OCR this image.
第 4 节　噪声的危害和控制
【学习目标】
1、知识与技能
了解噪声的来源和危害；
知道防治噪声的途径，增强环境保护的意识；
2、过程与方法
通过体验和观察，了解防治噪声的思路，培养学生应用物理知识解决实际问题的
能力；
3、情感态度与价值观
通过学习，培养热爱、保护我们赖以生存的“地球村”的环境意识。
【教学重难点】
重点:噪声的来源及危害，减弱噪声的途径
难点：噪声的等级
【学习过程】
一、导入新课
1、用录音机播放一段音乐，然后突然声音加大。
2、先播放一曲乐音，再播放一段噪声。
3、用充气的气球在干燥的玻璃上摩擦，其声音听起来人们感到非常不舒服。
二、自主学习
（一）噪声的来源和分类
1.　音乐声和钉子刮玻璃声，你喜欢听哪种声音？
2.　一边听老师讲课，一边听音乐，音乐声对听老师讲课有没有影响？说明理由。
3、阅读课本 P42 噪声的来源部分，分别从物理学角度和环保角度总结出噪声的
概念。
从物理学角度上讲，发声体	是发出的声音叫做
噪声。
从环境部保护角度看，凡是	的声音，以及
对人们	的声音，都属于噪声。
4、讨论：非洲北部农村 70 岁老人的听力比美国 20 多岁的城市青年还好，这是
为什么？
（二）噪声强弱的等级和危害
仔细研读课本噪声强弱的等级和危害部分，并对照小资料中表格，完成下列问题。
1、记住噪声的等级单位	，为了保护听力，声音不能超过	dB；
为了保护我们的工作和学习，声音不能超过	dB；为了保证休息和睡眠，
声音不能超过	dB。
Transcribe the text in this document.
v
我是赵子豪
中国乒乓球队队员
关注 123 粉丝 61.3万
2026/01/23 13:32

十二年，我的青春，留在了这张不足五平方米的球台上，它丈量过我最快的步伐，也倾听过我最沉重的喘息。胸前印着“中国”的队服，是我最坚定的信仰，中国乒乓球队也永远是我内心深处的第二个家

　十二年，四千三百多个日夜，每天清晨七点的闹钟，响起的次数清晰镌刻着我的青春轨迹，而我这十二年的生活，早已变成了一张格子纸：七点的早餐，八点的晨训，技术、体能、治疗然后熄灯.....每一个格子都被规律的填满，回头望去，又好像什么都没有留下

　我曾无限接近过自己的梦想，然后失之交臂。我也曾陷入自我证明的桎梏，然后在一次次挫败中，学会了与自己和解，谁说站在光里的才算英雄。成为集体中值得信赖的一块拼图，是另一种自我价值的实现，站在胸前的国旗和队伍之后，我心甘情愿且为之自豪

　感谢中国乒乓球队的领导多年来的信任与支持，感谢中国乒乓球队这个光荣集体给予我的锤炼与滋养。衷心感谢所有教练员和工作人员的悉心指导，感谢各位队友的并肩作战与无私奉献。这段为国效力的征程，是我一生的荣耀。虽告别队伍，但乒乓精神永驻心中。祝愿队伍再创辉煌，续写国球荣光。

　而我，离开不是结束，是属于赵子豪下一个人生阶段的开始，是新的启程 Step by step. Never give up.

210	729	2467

=-=-=-=-=

What to produce
Return each entry from above without altering a single character.

Right answer
OCR this image.
第 4 节　噪声的危害和控制
【学习目标】
1、知识与技能
了解噪声的来源和危害；
知道防治噪声的途径，增强环境保护的意识；
2、过程与方法
通过体验和观察，了解防治噪声的思路，培养学生应用物理知识解决实际问题的
能力；
3、情感态度与价值观
通过学习，培养热爱、保护我们赖以生存的“地球村”的环境意识。
【教学重难点】
重点:噪声的来源及危害，减弱噪声的途径
难点：噪声的等级
【学习过程】
一、导入新课
1、用录音机播放一段音乐，然后突然声音加大。
2、先播放一曲乐音，再播放一段噪声。
3、用充气的气球在干燥的玻璃上摩擦，其声音听起来人们感到非常不舒服。
二、自主学习
（一）噪声的来源和分类
1.　音乐声和钉子刮玻璃声，你喜欢听哪种声音？
2.　一边听老师讲课，一边听音乐，音乐声对听老师讲课有没有影响？说明理由。
3、阅读课本 P42 噪声的来源部分，分别从物理学角度和环保角度总结出噪声的
概念。
从物理学角度上讲，发声体	是发出的声音叫做
噪声。
从环境部保护角度看，凡是	的声音，以及
对人们	的声音，都属于噪声。
4、讨论：非洲北部农村 70 岁老人的听力比美国 20 多岁的城市青年还好，这是
为什么？
（二）噪声强弱的等级和危害
仔细研读课本噪声强弱的等级和危害部分，并对照小资料中表格，完成下列问题。
1、记住噪声的等级单位	，为了保护听力，声音不能超过	dB；
为了保护我们的工作和学习，声音不能超过	dB；为了保证休息和睡眠，
声音不能超过	dB。
Transcribe the text in this document.
v
我是赵子豪
中国乒乓球队队员
关注 123 粉丝 61.3万
2026/01/23 13:32

十二年，我的青春，留在了这张不足五平方米的球台上，它丈量过我最快的步伐，也倾听过我最沉重的喘息。胸前印着“中国”的队服，是我最坚定的信仰，中国乒乓球队也永远是我内心深处的第二个家

　十二年，四千三百多个日夜，每天清晨七点的闹钟，响起的次数清晰镌刻着我的青春轨迹，而我这十二年的生活，早已变成了一张格子纸：七点的早餐，八点的晨训，技术、体能、治疗然后熄灯.....每一个格子都被规律的填满，回头望去，又好像什么都没有留下

　我曾无限接近过自己的梦想，然后失之交臂。我也曾陷入自我证明的桎梏，然后在一次次挫败中，学会了与自己和解，谁说站在光里的才算英雄。成为集体中值得信赖的一块拼图，是另一种自我价值的实现，站在胸前的国旗和队伍之后，我心甘情愿且为之自豪

　感谢中国乒乓球队的领导多年来的信任与支持，感谢中国乒乓球队这个光荣集体给予我的锤炼与滋养。衷心感谢所有教练员和工作人员的悉心指导，感谢各位队友的并肩作战与无私奉献。这段为国效力的征程，是我一生的荣耀。虽告别队伍，但乒乓精神永驻心中。祝愿队伍再创辉煌，续写国球荣光。

　而我，离开不是结束，是属于赵子豪下一个人生阶段的开始，是新的启程 Step by step. Never give up.

210	729	2467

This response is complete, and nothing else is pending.